━━━ EXTRACTED MATERIAL ━━━

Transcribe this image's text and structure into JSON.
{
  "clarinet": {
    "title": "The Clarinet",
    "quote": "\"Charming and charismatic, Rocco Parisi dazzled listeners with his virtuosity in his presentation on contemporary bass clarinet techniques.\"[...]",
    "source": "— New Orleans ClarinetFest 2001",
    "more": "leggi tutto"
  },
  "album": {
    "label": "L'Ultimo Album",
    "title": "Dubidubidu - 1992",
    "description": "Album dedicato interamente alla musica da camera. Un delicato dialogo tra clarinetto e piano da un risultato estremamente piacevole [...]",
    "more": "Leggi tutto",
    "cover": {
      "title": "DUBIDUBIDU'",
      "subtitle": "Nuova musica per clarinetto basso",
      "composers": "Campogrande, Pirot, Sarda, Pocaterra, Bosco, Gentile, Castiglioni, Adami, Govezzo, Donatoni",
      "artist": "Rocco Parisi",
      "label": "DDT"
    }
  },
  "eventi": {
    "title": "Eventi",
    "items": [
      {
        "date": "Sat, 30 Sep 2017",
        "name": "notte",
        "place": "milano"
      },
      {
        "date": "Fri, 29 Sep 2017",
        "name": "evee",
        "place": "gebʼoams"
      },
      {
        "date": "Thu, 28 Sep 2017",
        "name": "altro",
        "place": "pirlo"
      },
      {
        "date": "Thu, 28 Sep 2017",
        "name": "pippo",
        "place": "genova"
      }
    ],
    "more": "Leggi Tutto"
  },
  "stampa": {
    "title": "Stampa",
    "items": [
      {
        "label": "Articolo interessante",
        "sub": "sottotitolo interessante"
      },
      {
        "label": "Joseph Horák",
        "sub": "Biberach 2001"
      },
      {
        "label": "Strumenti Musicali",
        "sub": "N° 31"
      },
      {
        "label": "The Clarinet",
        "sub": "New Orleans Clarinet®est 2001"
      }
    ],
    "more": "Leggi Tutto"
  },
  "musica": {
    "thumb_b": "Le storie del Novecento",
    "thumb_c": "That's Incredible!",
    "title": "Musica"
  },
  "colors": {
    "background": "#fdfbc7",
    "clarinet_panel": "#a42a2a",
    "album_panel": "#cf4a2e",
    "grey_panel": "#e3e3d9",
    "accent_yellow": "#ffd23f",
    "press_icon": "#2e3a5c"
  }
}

━━━

# AIM OF THE TASK
Retype each record exactly, leaving nothing out.

# CORRECT RESPONSE
Transcribe this image's text and structure into JSON.
{
  "clarinet": {
    "title": "The Clarinet",
    "quote": "\"Charming and charismatic, Rocco Parisi dazzled listeners with his virtuosity in his presentation on contemporary bass clarinet techniques.\"[...]",
    "source": "— New Orleans ClarinetFest 2001",
    "more": "leggi tutto"
  },
  "album": {
    "label": "L'Ultimo Album",
    "title": "Dubidubidu - 1992",
    "description": "Album dedicato interamente alla musica da camera. Un delicato dialogo tra clarinetto e piano da un risultato estremamente piacevole [...]",
    "more": "Leggi tutto",
    "cover": {
      "title": "DUBIDUBIDU'",
      "subtitle": "Nuova musica per clarinetto basso",
      "composers": "Campogrande, Pirot, Sarda, Pocaterra, Bosco, Gentile, Castiglioni, Adami, Govezzo, Donatoni",
      "artist": "Rocco Parisi",
      "label": "DDT"
    }
  },
  "eventi": {
    "title": "Eventi",
    "items": [
      {
        "date": "Sat, 30 Sep 2017",
        "name": "notte",
        "place": "milano"
      },
      {
        "date": "Fri, 29 Sep 2017",
        "name": "evee",
        "place": "gebʼoams"
      },
      {
        "date": "Thu, 28 Sep 2017",
        "name": "altro",
        "place": "pirlo"
      },
      {
        "date": "Thu, 28 Sep 2017",
        "name": "pippo",
        "place": "genova"
      }
    ],
    "more": "Leggi Tutto"
  },
  "stampa": {
    "title": "Stampa",
    "items": [
      {
        "label": "Articolo interessante",
        "sub": "sottotitolo interessante"
      },
      {
        "label": "Joseph Horák",
        "sub": "Biberach 2001"
      },
      {
        "label": "Strumenti Musicali",
        "sub": "N° 31"
      },
      {
        "label": "The Clarinet",
        "sub": "New Orleans Clarinet®est 2001"
      }
    ],
    "more": "Leggi Tutto"
  },
  "musica": {
    "thumb_b": "Le storie del Novecento",
    "thumb_c": "That's Incredible!",
    "title": "Musica"
  },
  "colors": {
    "background": "#fdfbc7",
    "clarinet_panel": "#a42a2a",
    "album_panel": "#cf4a2e",
    "grey_panel": "#e3e3d9",
    "accent_yellow": "#ffd23f",
    "press_icon": "#2e3a5c"
  }
}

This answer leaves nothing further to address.